Stated goal: Copy each of the following rows back word for word, in the same order, and leave out the pictures.

Dataset excerpts:

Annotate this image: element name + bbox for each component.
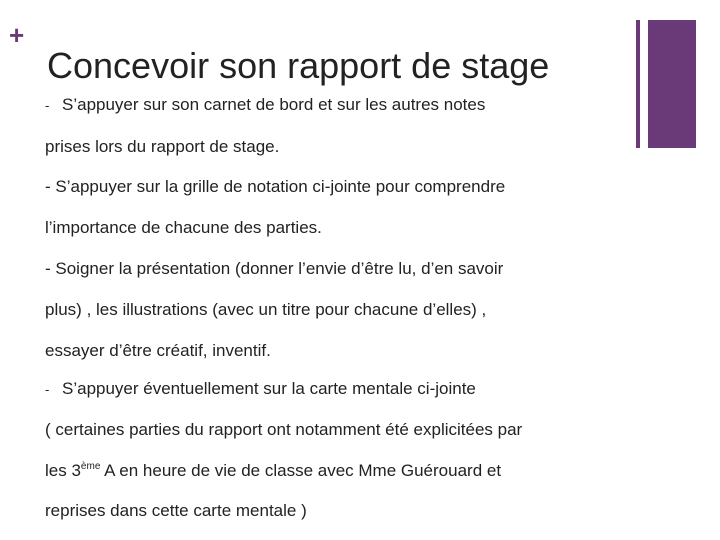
slide-title: Concevoir son rapport de stage	[47, 45, 550, 86]
body-line-text: S’appuyer éventuellement sur la carte mentale ci-jointe	[62, 379, 476, 398]
body-line-1	[45, 94, 485, 117]
body-line-11: reprises dans cette carte mentale )	[45, 501, 307, 520]
body-line-9: ( certaines parties du rapport ont notamment été explicitées par	[45, 420, 523, 439]
body-line-text: A en heure de vie de classe avec Mme Guérouard et	[100, 461, 502, 480]
body-line-text: S’appuyer sur son carnet de bord et sur les autres notes	[62, 95, 486, 114]
body-line-6: plus) , les illustrations (avec un titre pour chacune d’elles) ,	[45, 300, 487, 319]
bullet-dash: -	[45, 98, 50, 113]
body-line-5: - Soigner la présentation (donner l’envie d’être lu, d’en savoir	[45, 259, 504, 278]
bullet-dash: -	[45, 382, 50, 397]
body-line-text: les 3	[45, 461, 81, 480]
body-line-4: l’importance de chacune des parties.	[45, 218, 322, 237]
plus-icon: +	[9, 20, 25, 50]
accent-bar-thick	[648, 20, 696, 148]
accent-bar-thin	[636, 20, 640, 148]
body-line-8	[45, 378, 476, 401]
body-line-10	[45, 460, 501, 482]
body-line-3: - S’appuyer sur la grille de notation ci-jointe pour comprendre	[45, 177, 506, 196]
body-line-7: essayer d’être créatif, inventif.	[45, 341, 271, 360]
body-line-2: prises lors du rapport de stage.	[45, 137, 280, 156]
superscript-text: ème	[80, 461, 101, 472]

Response:
Annotate this image: element name + bbox for each component.
slide-title: Concevoir son rapport de stage	[47, 45, 550, 86]
body-line-text: S’appuyer éventuellement sur la carte mentale ci-jointe	[62, 379, 476, 398]
body-line-1	[45, 94, 485, 117]
body-line-11: reprises dans cette carte mentale )	[45, 501, 307, 520]
body-line-9: ( certaines parties du rapport ont notamment été explicitées par	[45, 420, 523, 439]
body-line-text: A en heure de vie de classe avec Mme Guérouard et	[100, 461, 502, 480]
body-line-text: S’appuyer sur son carnet de bord et sur les autres notes	[62, 95, 486, 114]
body-line-6: plus) , les illustrations (avec un titre pour chacune d’elles) ,	[45, 300, 487, 319]
bullet-dash: -	[45, 98, 50, 113]
body-line-5: - Soigner la présentation (donner l’envie d’être lu, d’en savoir	[45, 259, 504, 278]
bullet-dash: -	[45, 382, 50, 397]
body-line-text: les 3	[45, 461, 81, 480]
body-line-4: l’importance de chacune des parties.	[45, 218, 322, 237]
plus-icon: +	[9, 20, 25, 50]
accent-bar-thick	[648, 20, 696, 148]
accent-bar-thin	[636, 20, 640, 148]
body-line-8	[45, 378, 476, 401]
body-line-10	[45, 460, 501, 482]
body-line-3: - S’appuyer sur la grille de notation ci-jointe pour comprendre	[45, 177, 506, 196]
body-line-7: essayer d’être créatif, inventif.	[45, 341, 271, 360]
body-line-2: prises lors du rapport de stage.	[45, 137, 280, 156]
superscript-text: ème	[80, 461, 101, 472]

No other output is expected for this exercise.